Exercise brief
Print the listing below exactly.

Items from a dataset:
[BEGIN]

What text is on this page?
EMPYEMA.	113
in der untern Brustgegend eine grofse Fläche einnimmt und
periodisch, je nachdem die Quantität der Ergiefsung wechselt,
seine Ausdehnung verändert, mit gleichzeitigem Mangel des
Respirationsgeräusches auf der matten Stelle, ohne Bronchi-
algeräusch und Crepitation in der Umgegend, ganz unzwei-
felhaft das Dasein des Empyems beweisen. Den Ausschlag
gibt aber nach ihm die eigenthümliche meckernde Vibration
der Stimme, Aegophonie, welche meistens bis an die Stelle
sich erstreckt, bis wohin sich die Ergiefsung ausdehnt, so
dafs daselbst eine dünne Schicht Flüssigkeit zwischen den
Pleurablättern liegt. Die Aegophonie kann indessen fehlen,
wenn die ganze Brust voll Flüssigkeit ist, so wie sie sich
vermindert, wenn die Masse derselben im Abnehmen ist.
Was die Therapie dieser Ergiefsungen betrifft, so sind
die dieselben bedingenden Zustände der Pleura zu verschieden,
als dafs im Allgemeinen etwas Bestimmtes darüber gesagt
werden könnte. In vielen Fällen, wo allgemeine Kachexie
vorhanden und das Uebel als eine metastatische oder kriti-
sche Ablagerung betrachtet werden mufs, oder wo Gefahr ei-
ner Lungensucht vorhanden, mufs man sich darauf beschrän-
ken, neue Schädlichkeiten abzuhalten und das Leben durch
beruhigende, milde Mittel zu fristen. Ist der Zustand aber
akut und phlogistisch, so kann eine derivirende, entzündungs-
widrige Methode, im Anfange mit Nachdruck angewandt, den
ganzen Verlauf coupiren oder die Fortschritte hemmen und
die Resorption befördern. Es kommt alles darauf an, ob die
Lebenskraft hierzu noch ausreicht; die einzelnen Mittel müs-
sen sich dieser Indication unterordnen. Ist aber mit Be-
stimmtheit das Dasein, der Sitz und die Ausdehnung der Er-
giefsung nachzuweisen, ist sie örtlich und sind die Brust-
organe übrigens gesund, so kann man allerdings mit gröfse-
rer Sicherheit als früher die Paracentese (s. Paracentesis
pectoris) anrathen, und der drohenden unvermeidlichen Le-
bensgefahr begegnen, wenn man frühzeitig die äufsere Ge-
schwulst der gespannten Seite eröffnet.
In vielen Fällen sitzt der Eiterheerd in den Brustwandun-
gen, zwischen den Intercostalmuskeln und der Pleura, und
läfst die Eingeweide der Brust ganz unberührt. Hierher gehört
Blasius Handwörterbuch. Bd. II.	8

[END]

Written response
What text is on this page?
EMPYEMA.	113
in der untern Brustgegend eine grofse Fläche einnimmt und
periodisch, je nachdem die Quantität der Ergiefsung wechselt,
seine Ausdehnung verändert, mit gleichzeitigem Mangel des
Respirationsgeräusches auf der matten Stelle, ohne Bronchi-
algeräusch und Crepitation in der Umgegend, ganz unzwei-
felhaft das Dasein des Empyems beweisen. Den Ausschlag
gibt aber nach ihm die eigenthümliche meckernde Vibration
der Stimme, Aegophonie, welche meistens bis an die Stelle
sich erstreckt, bis wohin sich die Ergiefsung ausdehnt, so
dafs daselbst eine dünne Schicht Flüssigkeit zwischen den
Pleurablättern liegt. Die Aegophonie kann indessen fehlen,
wenn die ganze Brust voll Flüssigkeit ist, so wie sie sich
vermindert, wenn die Masse derselben im Abnehmen ist.
Was die Therapie dieser Ergiefsungen betrifft, so sind
die dieselben bedingenden Zustände der Pleura zu verschieden,
als dafs im Allgemeinen etwas Bestimmtes darüber gesagt
werden könnte. In vielen Fällen, wo allgemeine Kachexie
vorhanden und das Uebel als eine metastatische oder kriti-
sche Ablagerung betrachtet werden mufs, oder wo Gefahr ei-
ner Lungensucht vorhanden, mufs man sich darauf beschrän-
ken, neue Schädlichkeiten abzuhalten und das Leben durch
beruhigende, milde Mittel zu fristen. Ist der Zustand aber
akut und phlogistisch, so kann eine derivirende, entzündungs-
widrige Methode, im Anfange mit Nachdruck angewandt, den
ganzen Verlauf coupiren oder die Fortschritte hemmen und
die Resorption befördern. Es kommt alles darauf an, ob die
Lebenskraft hierzu noch ausreicht; die einzelnen Mittel müs-
sen sich dieser Indication unterordnen. Ist aber mit Be-
stimmtheit das Dasein, der Sitz und die Ausdehnung der Er-
giefsung nachzuweisen, ist sie örtlich und sind die Brust-
organe übrigens gesund, so kann man allerdings mit gröfse-
rer Sicherheit als früher die Paracentese (s. Paracentesis
pectoris) anrathen, und der drohenden unvermeidlichen Le-
bensgefahr begegnen, wenn man frühzeitig die äufsere Ge-
schwulst der gespannten Seite eröffnet.
In vielen Fällen sitzt der Eiterheerd in den Brustwandun-
gen, zwischen den Intercostalmuskeln und der Pleura, und
läfst die Eingeweide der Brust ganz unberührt. Hierher gehört
Blasius Handwörterbuch. Bd. II.	8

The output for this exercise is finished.